(Figure dataset records)
------------------------------
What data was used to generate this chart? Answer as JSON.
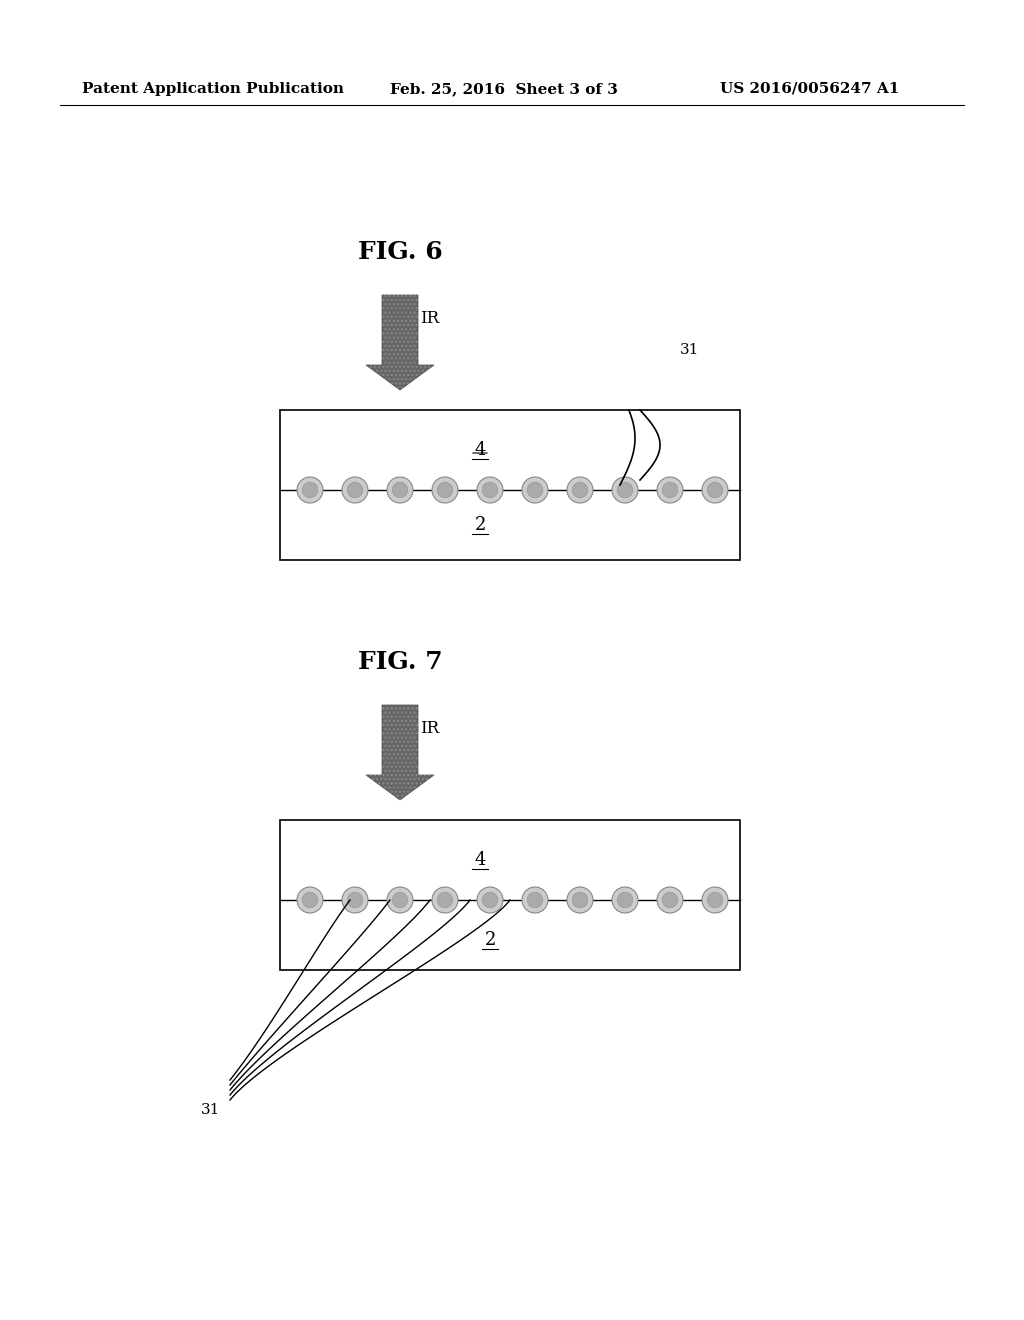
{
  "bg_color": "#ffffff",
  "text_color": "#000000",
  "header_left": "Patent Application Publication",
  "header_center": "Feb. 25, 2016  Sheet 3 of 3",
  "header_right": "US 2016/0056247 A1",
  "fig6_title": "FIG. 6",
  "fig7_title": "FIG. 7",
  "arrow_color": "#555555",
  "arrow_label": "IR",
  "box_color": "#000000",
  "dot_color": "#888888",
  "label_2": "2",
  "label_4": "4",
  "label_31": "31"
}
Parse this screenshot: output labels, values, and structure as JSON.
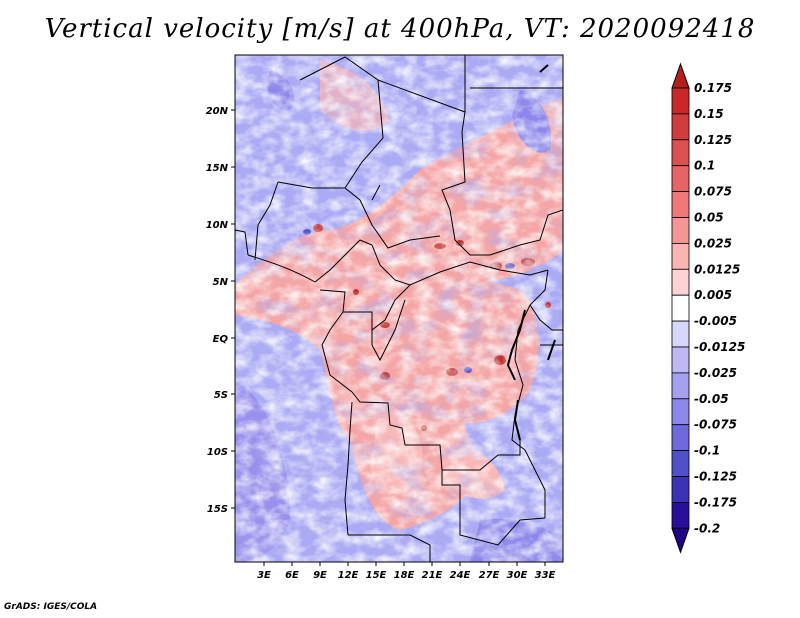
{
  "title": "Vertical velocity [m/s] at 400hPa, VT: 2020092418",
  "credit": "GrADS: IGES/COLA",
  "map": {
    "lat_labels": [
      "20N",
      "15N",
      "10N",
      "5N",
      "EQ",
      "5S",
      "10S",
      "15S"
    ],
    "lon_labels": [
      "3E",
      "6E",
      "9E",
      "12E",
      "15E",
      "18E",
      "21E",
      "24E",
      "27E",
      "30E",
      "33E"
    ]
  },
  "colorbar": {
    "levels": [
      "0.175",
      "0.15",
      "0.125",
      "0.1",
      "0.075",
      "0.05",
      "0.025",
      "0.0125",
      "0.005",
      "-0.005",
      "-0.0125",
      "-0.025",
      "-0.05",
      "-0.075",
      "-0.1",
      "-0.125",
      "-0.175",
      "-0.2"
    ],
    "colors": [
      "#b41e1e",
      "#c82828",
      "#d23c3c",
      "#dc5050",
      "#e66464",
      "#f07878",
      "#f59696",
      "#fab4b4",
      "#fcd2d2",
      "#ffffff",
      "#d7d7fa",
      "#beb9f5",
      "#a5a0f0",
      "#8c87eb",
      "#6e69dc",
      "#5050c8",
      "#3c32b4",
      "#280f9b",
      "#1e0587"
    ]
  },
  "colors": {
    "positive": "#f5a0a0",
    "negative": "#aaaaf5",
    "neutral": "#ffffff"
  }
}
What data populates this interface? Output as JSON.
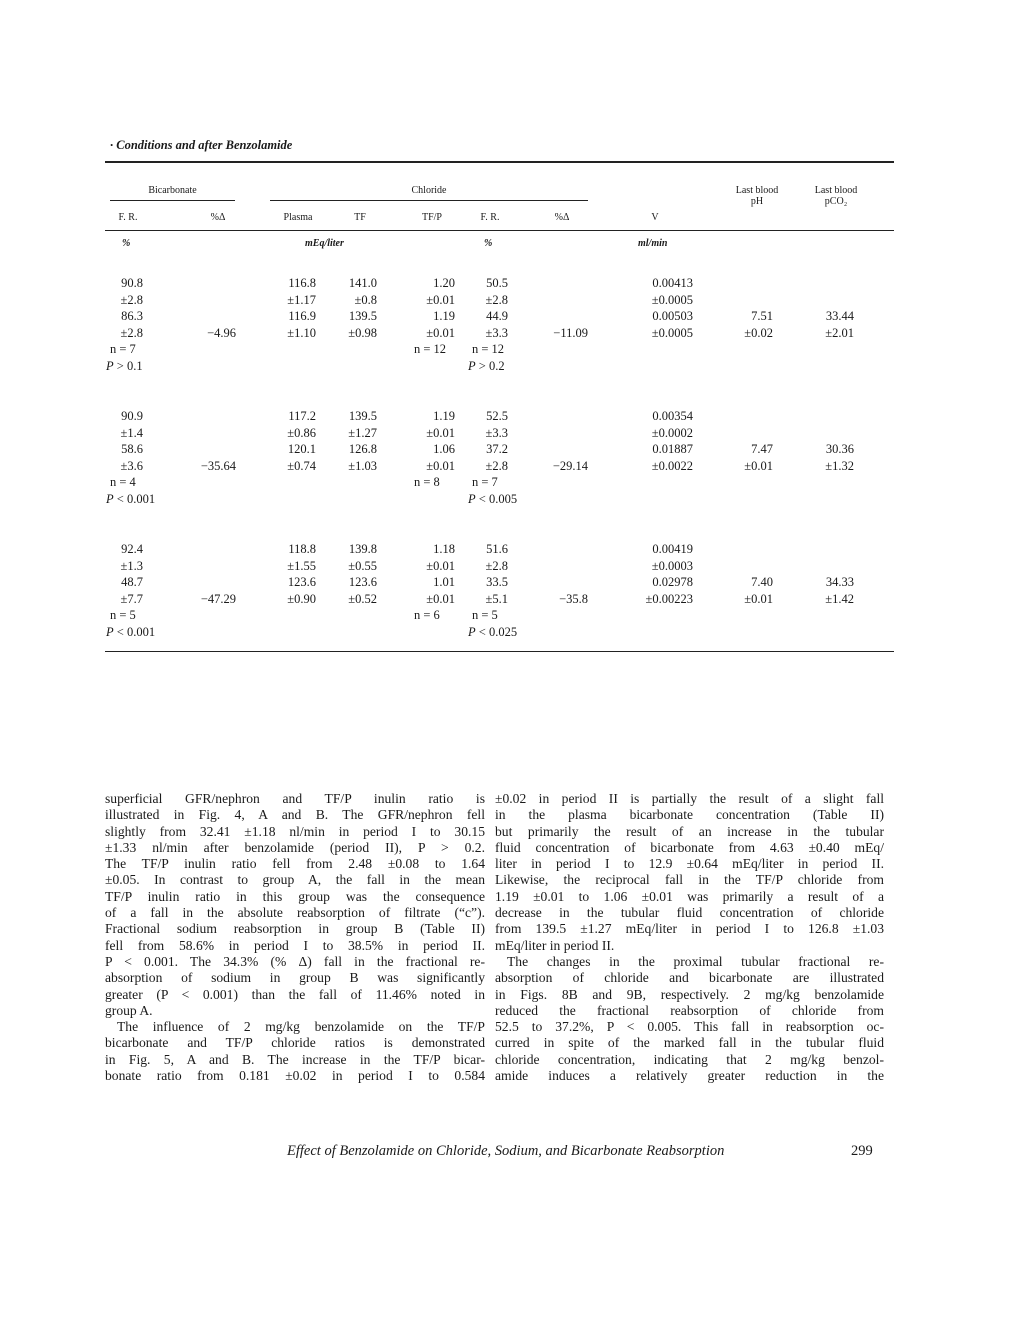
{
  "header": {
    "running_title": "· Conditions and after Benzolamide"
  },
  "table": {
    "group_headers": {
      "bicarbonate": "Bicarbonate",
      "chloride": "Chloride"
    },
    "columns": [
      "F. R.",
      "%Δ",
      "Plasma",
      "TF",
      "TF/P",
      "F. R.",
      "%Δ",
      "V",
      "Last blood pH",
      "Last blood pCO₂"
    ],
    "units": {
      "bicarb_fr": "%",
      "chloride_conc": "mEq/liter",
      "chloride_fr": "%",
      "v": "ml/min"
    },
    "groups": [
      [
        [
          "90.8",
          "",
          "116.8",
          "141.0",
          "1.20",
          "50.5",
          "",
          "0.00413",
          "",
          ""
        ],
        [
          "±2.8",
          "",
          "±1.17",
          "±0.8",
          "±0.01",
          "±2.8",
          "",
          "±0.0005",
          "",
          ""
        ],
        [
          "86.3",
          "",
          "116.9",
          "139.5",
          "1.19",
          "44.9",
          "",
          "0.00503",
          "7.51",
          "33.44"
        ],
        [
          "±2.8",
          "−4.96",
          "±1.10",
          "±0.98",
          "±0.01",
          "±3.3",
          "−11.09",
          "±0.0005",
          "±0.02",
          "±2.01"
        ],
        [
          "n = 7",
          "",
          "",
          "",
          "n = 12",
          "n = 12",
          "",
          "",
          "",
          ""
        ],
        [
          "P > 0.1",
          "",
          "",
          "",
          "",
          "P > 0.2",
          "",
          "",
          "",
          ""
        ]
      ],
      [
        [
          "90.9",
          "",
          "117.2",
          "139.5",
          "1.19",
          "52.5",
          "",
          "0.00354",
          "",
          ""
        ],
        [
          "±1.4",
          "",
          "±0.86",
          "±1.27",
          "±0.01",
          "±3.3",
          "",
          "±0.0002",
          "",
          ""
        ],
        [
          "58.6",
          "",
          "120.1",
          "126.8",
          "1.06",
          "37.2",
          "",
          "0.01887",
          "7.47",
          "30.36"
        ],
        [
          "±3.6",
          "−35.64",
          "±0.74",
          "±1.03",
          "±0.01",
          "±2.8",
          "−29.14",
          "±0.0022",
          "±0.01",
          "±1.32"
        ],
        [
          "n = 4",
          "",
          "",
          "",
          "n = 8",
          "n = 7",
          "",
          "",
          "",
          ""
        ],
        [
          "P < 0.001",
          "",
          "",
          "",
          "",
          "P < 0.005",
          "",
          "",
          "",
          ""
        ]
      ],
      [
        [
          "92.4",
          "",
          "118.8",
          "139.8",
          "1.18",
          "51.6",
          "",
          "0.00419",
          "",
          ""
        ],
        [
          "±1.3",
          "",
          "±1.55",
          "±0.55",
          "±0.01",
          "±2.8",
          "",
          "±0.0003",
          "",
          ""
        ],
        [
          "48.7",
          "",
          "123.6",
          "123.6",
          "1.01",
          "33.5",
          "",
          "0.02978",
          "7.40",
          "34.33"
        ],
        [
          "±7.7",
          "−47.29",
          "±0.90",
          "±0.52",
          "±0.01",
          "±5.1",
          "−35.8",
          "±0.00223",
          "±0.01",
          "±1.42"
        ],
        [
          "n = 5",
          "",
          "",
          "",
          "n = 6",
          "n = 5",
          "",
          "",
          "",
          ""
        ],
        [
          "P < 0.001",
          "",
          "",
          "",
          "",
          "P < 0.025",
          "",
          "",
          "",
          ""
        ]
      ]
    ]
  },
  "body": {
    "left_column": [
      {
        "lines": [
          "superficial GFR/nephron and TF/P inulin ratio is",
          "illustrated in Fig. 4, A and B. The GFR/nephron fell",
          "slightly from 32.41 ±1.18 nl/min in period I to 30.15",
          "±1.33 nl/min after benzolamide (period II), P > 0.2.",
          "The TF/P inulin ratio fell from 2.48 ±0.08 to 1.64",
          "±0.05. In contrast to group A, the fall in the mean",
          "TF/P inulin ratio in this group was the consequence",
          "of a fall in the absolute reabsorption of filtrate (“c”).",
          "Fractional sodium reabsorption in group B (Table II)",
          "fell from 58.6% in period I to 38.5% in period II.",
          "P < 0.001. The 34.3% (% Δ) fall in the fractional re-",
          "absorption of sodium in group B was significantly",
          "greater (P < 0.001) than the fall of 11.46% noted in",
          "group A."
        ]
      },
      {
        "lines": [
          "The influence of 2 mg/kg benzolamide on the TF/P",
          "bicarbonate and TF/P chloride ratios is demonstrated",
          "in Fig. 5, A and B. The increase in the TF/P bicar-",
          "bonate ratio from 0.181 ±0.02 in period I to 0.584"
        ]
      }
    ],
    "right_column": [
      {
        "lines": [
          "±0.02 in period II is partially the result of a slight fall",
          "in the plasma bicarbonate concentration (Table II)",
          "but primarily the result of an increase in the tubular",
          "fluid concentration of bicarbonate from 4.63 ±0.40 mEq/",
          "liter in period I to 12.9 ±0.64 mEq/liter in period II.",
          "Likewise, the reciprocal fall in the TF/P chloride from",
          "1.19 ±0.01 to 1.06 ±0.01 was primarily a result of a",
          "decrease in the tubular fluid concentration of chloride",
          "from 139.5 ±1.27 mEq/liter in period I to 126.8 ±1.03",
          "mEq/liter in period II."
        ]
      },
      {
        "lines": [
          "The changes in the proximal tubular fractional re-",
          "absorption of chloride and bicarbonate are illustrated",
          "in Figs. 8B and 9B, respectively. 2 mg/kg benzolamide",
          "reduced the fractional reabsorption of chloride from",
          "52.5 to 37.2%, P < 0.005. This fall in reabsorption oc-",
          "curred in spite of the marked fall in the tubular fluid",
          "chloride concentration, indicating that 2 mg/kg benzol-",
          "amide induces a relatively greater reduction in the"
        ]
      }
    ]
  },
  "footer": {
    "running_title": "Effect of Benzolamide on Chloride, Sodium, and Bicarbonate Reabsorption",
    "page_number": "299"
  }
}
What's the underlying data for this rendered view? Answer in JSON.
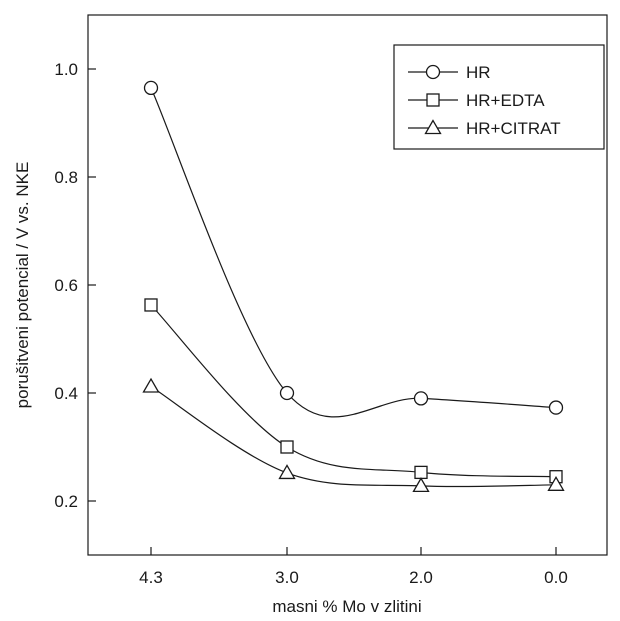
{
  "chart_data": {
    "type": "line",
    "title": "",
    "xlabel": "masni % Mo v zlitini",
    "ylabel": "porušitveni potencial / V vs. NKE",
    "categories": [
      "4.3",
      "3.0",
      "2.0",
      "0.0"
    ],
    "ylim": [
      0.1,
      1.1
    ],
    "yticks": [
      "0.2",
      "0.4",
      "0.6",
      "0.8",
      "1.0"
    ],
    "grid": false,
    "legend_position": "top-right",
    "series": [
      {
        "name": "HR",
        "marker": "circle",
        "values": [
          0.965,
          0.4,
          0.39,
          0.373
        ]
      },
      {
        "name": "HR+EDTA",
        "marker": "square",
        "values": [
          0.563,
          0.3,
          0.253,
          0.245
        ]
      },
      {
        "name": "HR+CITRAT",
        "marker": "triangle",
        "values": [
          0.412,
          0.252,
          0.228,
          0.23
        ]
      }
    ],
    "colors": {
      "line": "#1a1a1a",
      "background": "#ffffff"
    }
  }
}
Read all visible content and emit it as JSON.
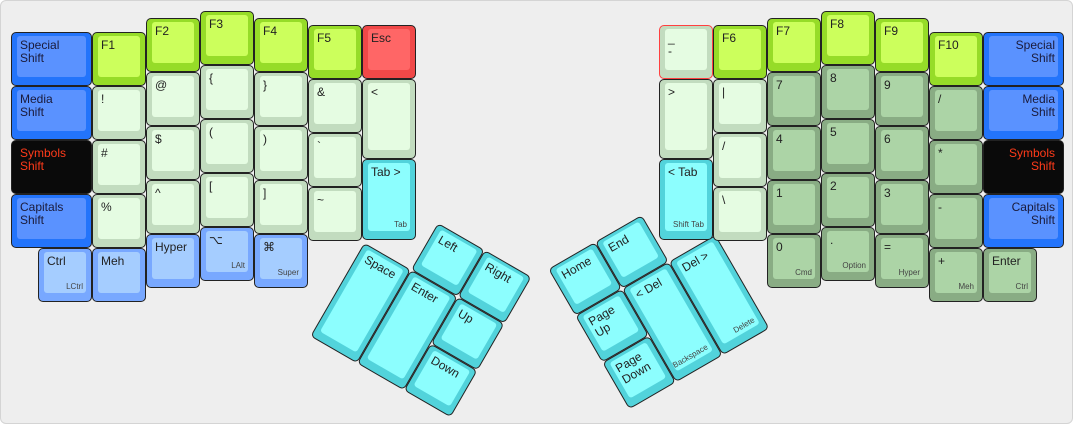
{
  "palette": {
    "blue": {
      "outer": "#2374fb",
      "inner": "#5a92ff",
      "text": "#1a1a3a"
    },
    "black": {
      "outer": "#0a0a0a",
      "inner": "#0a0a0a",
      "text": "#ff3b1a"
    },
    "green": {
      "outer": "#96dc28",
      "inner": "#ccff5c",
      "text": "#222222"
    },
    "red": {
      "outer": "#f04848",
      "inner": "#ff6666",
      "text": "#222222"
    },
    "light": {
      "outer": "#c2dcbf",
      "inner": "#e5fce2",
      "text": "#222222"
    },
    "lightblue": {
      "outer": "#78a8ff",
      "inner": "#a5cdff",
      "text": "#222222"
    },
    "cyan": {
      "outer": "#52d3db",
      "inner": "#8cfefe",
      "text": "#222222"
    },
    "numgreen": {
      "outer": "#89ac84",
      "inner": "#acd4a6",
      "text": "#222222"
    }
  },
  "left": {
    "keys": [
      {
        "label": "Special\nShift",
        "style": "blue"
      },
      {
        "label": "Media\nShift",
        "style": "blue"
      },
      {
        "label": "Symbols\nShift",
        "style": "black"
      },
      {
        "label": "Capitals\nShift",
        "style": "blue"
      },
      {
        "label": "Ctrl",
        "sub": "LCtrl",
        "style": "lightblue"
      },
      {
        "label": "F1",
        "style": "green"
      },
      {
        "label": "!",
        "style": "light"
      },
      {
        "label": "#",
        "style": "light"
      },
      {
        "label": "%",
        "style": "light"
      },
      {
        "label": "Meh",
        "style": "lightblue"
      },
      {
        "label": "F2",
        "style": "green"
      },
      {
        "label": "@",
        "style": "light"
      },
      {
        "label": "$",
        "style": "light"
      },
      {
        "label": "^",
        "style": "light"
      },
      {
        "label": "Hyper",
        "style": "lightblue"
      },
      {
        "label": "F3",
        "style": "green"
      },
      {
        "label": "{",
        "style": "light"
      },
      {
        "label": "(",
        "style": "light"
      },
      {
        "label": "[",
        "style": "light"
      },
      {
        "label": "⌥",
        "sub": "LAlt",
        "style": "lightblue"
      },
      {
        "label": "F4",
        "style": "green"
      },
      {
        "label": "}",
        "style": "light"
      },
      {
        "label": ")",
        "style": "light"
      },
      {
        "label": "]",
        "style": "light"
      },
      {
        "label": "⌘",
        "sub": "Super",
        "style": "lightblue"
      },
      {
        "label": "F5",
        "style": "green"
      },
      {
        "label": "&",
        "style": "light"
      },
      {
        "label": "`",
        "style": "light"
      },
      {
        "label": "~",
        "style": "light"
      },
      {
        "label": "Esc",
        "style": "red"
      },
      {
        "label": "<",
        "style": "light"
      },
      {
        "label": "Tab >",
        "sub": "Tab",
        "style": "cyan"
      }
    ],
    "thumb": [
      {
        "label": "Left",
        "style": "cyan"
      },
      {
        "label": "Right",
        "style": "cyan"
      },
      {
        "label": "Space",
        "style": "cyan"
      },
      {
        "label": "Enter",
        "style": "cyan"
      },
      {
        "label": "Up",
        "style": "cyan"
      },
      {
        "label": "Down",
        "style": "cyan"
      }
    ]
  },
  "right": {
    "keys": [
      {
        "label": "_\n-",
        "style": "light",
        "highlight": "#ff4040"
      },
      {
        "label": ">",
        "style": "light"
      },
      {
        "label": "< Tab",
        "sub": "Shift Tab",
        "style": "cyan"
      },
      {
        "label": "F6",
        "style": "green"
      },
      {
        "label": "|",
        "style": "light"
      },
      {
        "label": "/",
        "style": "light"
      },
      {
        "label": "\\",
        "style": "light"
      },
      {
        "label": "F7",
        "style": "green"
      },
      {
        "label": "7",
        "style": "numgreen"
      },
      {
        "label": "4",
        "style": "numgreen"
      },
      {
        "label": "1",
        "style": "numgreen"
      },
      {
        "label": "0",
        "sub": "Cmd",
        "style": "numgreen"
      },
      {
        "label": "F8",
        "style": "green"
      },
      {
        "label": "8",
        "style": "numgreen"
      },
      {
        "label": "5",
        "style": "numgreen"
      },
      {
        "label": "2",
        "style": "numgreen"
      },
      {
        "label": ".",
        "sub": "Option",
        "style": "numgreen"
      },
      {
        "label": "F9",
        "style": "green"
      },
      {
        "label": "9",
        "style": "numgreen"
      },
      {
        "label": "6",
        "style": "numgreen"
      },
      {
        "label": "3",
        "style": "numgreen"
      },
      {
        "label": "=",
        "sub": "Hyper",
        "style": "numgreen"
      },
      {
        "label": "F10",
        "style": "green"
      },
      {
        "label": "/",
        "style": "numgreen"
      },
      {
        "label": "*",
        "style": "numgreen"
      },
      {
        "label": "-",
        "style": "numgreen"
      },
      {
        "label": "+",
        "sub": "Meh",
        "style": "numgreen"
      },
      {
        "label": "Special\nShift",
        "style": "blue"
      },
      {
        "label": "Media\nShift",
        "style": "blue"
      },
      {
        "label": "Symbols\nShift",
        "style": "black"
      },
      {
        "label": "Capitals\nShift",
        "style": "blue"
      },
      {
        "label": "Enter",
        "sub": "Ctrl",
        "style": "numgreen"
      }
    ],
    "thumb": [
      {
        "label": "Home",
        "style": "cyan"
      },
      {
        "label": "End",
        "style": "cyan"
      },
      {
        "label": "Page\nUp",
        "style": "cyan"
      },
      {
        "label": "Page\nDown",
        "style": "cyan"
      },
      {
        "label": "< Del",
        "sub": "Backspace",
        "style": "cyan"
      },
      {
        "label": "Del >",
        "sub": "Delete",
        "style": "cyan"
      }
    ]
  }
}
------------------------------
-- Prompt --
Copy out each line in the preceding records that contains "What".

-- Exercise answer --
What data was used to generate this chart? Answer as JSON.
What data populates this interface? Output as JSON.
What's the underlying data for this rendered view? Answer in JSON.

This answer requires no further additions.